Records supplied:

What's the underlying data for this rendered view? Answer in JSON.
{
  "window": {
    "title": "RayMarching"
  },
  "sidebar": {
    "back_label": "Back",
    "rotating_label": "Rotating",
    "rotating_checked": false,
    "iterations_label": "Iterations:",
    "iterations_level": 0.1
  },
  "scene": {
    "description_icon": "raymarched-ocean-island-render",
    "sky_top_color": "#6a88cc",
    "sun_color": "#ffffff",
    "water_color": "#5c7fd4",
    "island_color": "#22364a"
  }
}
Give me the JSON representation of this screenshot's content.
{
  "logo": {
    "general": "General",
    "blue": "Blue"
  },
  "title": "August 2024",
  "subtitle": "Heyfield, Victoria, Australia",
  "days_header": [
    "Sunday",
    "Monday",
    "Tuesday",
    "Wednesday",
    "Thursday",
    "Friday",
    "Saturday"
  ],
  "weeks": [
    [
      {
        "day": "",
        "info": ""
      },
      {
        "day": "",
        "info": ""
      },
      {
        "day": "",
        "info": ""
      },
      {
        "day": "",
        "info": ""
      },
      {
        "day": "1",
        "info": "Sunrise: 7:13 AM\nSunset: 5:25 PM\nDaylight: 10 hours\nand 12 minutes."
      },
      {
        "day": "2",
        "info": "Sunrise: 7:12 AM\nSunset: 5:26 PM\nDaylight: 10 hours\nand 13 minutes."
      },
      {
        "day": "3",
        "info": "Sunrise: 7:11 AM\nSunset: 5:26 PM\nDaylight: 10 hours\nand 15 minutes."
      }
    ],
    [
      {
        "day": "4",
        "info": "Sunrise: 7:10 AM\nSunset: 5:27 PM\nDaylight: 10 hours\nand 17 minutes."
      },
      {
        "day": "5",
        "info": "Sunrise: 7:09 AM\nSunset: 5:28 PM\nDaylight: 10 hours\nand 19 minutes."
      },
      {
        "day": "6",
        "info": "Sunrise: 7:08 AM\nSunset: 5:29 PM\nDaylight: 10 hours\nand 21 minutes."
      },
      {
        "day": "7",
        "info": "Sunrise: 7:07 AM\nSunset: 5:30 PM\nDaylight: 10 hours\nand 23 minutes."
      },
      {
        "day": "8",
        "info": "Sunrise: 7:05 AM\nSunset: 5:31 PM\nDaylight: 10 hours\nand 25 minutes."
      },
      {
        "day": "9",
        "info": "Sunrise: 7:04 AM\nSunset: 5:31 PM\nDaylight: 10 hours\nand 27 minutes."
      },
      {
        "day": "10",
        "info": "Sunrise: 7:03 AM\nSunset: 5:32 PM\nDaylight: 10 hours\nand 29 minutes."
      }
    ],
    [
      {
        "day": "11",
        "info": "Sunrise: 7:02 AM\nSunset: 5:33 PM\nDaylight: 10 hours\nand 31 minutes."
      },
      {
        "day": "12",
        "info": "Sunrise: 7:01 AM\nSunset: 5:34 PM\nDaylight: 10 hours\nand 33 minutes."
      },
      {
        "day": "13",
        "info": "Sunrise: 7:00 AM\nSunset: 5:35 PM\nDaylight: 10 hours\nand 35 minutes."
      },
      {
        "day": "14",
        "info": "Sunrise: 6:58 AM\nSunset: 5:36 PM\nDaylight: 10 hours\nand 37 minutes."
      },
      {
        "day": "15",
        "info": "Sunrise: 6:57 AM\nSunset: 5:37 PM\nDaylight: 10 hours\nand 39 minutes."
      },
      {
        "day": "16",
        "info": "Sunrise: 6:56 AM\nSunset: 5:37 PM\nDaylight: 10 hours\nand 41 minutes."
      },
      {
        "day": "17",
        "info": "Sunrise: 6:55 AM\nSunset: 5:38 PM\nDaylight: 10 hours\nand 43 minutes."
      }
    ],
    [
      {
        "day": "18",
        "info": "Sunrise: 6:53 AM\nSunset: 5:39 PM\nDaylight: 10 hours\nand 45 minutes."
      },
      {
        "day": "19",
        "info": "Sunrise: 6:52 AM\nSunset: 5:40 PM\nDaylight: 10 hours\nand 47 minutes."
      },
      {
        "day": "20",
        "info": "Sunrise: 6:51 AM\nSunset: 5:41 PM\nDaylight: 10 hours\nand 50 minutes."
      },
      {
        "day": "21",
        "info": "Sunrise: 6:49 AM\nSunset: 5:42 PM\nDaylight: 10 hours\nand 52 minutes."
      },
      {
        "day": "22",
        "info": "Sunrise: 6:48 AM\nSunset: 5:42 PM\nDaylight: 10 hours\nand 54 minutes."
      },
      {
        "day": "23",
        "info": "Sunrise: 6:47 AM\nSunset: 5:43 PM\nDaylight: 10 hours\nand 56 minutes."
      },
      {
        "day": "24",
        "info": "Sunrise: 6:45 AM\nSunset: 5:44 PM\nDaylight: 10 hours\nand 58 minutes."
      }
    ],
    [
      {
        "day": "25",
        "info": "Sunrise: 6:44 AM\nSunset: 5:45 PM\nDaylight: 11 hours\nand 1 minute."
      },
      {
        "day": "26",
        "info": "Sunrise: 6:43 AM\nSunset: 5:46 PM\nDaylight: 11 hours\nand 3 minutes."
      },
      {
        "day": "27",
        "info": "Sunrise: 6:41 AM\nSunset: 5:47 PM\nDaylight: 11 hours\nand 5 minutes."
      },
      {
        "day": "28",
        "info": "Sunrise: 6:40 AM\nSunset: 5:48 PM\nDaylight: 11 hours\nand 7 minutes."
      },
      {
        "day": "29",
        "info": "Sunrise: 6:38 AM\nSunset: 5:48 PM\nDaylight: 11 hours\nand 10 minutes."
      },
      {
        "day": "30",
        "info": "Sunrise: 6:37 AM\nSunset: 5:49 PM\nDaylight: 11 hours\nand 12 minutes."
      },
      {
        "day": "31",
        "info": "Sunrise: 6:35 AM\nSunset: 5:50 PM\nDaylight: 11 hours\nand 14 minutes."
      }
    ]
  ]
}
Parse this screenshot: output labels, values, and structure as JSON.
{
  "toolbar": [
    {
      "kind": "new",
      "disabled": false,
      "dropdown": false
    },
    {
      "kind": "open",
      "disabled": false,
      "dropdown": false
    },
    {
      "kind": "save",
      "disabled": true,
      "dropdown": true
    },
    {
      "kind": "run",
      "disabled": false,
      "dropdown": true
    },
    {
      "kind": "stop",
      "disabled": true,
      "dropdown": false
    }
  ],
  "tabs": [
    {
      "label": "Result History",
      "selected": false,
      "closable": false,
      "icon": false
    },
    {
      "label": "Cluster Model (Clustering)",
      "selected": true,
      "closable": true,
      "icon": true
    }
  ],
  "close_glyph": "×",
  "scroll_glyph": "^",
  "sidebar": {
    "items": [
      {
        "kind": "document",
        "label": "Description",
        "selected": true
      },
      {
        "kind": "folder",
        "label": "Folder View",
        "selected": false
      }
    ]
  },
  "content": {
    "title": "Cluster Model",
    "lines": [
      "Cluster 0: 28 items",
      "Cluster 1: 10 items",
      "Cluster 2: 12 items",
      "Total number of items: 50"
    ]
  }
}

Task directions:
Your task is to give the records above again, exactly.

Response to this exercise:
What's the underlying data for this rendered view? Answer in JSON.
{
  "window": {
    "title": "RayMarching"
  },
  "sidebar": {
    "back_label": "Back",
    "rotating_label": "Rotating",
    "rotating_checked": false,
    "iterations_label": "Iterations:",
    "iterations_level": 0.1
  },
  "scene": {
    "description_icon": "raymarched-ocean-island-render",
    "sky_top_color": "#6a88cc",
    "sun_color": "#ffffff",
    "water_color": "#5c7fd4",
    "island_color": "#22364a"
  }
}
Give me the JSON representation of this screenshot's content.
{
  "logo": {
    "general": "General",
    "blue": "Blue"
  },
  "title": "August 2024",
  "subtitle": "Heyfield, Victoria, Australia",
  "days_header": [
    "Sunday",
    "Monday",
    "Tuesday",
    "Wednesday",
    "Thursday",
    "Friday",
    "Saturday"
  ],
  "weeks": [
    [
      {
        "day": "",
        "info": ""
      },
      {
        "day": "",
        "info": ""
      },
      {
        "day": "",
        "info": ""
      },
      {
        "day": "",
        "info": ""
      },
      {
        "day": "1",
        "info": "Sunrise: 7:13 AM\nSunset: 5:25 PM\nDaylight: 10 hours\nand 12 minutes."
      },
      {
        "day": "2",
        "info": "Sunrise: 7:12 AM\nSunset: 5:26 PM\nDaylight: 10 hours\nand 13 minutes."
      },
      {
        "day": "3",
        "info": "Sunrise: 7:11 AM\nSunset: 5:26 PM\nDaylight: 10 hours\nand 15 minutes."
      }
    ],
    [
      {
        "day": "4",
        "info": "Sunrise: 7:10 AM\nSunset: 5:27 PM\nDaylight: 10 hours\nand 17 minutes."
      },
      {
        "day": "5",
        "info": "Sunrise: 7:09 AM\nSunset: 5:28 PM\nDaylight: 10 hours\nand 19 minutes."
      },
      {
        "day": "6",
        "info": "Sunrise: 7:08 AM\nSunset: 5:29 PM\nDaylight: 10 hours\nand 21 minutes."
      },
      {
        "day": "7",
        "info": "Sunrise: 7:07 AM\nSunset: 5:30 PM\nDaylight: 10 hours\nand 23 minutes."
      },
      {
        "day": "8",
        "info": "Sunrise: 7:05 AM\nSunset: 5:31 PM\nDaylight: 10 hours\nand 25 minutes."
      },
      {
        "day": "9",
        "info": "Sunrise: 7:04 AM\nSunset: 5:31 PM\nDaylight: 10 hours\nand 27 minutes."
      },
      {
        "day": "10",
        "info": "Sunrise: 7:03 AM\nSunset: 5:32 PM\nDaylight: 10 hours\nand 29 minutes."
      }
    ],
    [
      {
        "day": "11",
        "info": "Sunrise: 7:02 AM\nSunset: 5:33 PM\nDaylight: 10 hours\nand 31 minutes."
      },
      {
        "day": "12",
        "info": "Sunrise: 7:01 AM\nSunset: 5:34 PM\nDaylight: 10 hours\nand 33 minutes."
      },
      {
        "day": "13",
        "info": "Sunrise: 7:00 AM\nSunset: 5:35 PM\nDaylight: 10 hours\nand 35 minutes."
      },
      {
        "day": "14",
        "info": "Sunrise: 6:58 AM\nSunset: 5:36 PM\nDaylight: 10 hours\nand 37 minutes."
      },
      {
        "day": "15",
        "info": "Sunrise: 6:57 AM\nSunset: 5:37 PM\nDaylight: 10 hours\nand 39 minutes."
      },
      {
        "day": "16",
        "info": "Sunrise: 6:56 AM\nSunset: 5:37 PM\nDaylight: 10 hours\nand 41 minutes."
      },
      {
        "day": "17",
        "info": "Sunrise: 6:55 AM\nSunset: 5:38 PM\nDaylight: 10 hours\nand 43 minutes."
      }
    ],
    [
      {
        "day": "18",
        "info": "Sunrise: 6:53 AM\nSunset: 5:39 PM\nDaylight: 10 hours\nand 45 minutes."
      },
      {
        "day": "19",
        "info": "Sunrise: 6:52 AM\nSunset: 5:40 PM\nDaylight: 10 hours\nand 47 minutes."
      },
      {
        "day": "20",
        "info": "Sunrise: 6:51 AM\nSunset: 5:41 PM\nDaylight: 10 hours\nand 50 minutes."
      },
      {
        "day": "21",
        "info": "Sunrise: 6:49 AM\nSunset: 5:42 PM\nDaylight: 10 hours\nand 52 minutes."
      },
      {
        "day": "22",
        "info": "Sunrise: 6:48 AM\nSunset: 5:42 PM\nDaylight: 10 hours\nand 54 minutes."
      },
      {
        "day": "23",
        "info": "Sunrise: 6:47 AM\nSunset: 5:43 PM\nDaylight: 10 hours\nand 56 minutes."
      },
      {
        "day": "24",
        "info": "Sunrise: 6:45 AM\nSunset: 5:44 PM\nDaylight: 10 hours\nand 58 minutes."
      }
    ],
    [
      {
        "day": "25",
        "info": "Sunrise: 6:44 AM\nSunset: 5:45 PM\nDaylight: 11 hours\nand 1 minute."
      },
      {
        "day": "26",
        "info": "Sunrise: 6:43 AM\nSunset: 5:46 PM\nDaylight: 11 hours\nand 3 minutes."
      },
      {
        "day": "27",
        "info": "Sunrise: 6:41 AM\nSunset: 5:47 PM\nDaylight: 11 hours\nand 5 minutes."
      },
      {
        "day": "28",
        "info": "Sunrise: 6:40 AM\nSunset: 5:48 PM\nDaylight: 11 hours\nand 7 minutes."
      },
      {
        "day": "29",
        "info": "Sunrise: 6:38 AM\nSunset: 5:48 PM\nDaylight: 11 hours\nand 10 minutes."
      },
      {
        "day": "30",
        "info": "Sunrise: 6:37 AM\nSunset: 5:49 PM\nDaylight: 11 hours\nand 12 minutes."
      },
      {
        "day": "31",
        "info": "Sunrise: 6:35 AM\nSunset: 5:50 PM\nDaylight: 11 hours\nand 14 minutes."
      }
    ]
  ]
}
Parse this screenshot: output labels, values, and structure as JSON.
{
  "toolbar": [
    {
      "kind": "new",
      "disabled": false,
      "dropdown": false
    },
    {
      "kind": "open",
      "disabled": false,
      "dropdown": false
    },
    {
      "kind": "save",
      "disabled": true,
      "dropdown": true
    },
    {
      "kind": "run",
      "disabled": false,
      "dropdown": true
    },
    {
      "kind": "stop",
      "disabled": true,
      "dropdown": false
    }
  ],
  "tabs": [
    {
      "label": "Result History",
      "selected": false,
      "closable": false,
      "icon": false
    },
    {
      "label": "Cluster Model (Clustering)",
      "selected": true,
      "closable": true,
      "icon": true
    }
  ],
  "close_glyph": "×",
  "scroll_glyph": "^",
  "sidebar": {
    "items": [
      {
        "kind": "document",
        "label": "Description",
        "selected": true
      },
      {
        "kind": "folder",
        "label": "Folder View",
        "selected": false
      }
    ]
  },
  "content": {
    "title": "Cluster Model",
    "lines": [
      "Cluster 0: 28 items",
      "Cluster 1: 10 items",
      "Cluster 2: 12 items",
      "Total number of items: 50"
    ]
  }
}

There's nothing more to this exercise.